** AIM **
Using the material below, copy every line where "însă" appears.

[Data items]
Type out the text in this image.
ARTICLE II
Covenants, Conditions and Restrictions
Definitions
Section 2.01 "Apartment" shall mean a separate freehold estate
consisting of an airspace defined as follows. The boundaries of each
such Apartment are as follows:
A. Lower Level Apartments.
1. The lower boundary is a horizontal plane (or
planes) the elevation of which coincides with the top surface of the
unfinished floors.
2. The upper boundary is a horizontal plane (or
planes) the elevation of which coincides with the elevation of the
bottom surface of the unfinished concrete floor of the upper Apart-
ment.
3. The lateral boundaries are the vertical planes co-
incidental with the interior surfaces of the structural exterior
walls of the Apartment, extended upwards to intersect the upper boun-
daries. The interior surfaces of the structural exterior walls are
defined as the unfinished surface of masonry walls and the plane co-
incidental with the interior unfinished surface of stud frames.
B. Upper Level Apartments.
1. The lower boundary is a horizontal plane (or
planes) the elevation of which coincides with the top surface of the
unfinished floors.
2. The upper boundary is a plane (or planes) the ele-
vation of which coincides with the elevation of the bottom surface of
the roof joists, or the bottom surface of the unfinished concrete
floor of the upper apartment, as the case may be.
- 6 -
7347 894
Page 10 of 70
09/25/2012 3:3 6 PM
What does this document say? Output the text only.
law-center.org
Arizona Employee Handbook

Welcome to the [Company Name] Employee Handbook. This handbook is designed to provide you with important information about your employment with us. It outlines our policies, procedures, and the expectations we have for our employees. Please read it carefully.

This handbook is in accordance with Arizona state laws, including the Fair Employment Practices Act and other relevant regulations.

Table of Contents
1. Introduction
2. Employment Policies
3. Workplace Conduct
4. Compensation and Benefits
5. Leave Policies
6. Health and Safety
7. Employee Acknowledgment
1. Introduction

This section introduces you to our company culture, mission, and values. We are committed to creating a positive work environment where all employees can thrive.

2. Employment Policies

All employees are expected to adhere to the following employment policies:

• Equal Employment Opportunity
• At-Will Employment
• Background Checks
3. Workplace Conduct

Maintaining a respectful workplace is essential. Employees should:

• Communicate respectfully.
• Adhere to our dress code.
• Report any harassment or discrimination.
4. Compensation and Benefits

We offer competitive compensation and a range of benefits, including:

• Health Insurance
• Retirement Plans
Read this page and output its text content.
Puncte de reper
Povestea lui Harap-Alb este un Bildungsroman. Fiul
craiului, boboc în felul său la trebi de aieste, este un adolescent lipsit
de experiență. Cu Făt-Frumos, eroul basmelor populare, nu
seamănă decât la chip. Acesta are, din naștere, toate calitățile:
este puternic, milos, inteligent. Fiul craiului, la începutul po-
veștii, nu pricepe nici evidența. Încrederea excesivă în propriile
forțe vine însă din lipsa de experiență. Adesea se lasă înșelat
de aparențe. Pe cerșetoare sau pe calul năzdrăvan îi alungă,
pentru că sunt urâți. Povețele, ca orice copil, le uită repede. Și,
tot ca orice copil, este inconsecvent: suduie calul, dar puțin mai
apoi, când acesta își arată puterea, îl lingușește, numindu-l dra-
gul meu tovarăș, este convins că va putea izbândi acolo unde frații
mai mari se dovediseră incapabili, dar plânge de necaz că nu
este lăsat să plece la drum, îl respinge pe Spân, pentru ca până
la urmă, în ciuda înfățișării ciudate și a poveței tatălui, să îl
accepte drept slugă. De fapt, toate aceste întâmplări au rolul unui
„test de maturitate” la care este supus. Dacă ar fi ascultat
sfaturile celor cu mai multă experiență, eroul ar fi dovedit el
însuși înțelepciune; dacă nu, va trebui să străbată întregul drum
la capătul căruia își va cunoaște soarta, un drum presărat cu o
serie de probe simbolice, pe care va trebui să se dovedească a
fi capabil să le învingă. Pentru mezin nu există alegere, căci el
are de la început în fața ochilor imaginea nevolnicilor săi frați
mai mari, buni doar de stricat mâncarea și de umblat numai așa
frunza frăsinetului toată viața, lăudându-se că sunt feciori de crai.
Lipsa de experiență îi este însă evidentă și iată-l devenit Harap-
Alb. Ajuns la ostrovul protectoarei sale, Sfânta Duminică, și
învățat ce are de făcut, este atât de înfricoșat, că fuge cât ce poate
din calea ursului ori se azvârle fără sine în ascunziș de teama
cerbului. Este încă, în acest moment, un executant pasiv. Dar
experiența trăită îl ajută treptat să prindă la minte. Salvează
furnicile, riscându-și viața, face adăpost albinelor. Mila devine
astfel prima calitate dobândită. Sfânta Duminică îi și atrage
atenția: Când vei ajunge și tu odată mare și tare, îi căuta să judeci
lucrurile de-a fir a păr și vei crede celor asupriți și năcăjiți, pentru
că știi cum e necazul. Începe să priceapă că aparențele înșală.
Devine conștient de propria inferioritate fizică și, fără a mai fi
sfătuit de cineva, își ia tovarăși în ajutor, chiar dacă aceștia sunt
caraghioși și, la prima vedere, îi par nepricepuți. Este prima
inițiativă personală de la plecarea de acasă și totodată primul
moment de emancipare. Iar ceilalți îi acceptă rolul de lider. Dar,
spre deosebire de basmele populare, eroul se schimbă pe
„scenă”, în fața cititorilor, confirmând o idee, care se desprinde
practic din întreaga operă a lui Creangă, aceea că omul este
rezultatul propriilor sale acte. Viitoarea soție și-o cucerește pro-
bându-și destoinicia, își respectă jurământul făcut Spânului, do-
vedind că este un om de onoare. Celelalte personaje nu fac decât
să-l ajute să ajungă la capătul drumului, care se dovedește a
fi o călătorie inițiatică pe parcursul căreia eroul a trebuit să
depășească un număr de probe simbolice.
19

** SOLUTION TO THIS TASK **
forțe vine însă din lipsa de experiență. Adesea se lasă înșelat
Lipsa de experiență îi este însă evidentă și iată-l devenit Harap-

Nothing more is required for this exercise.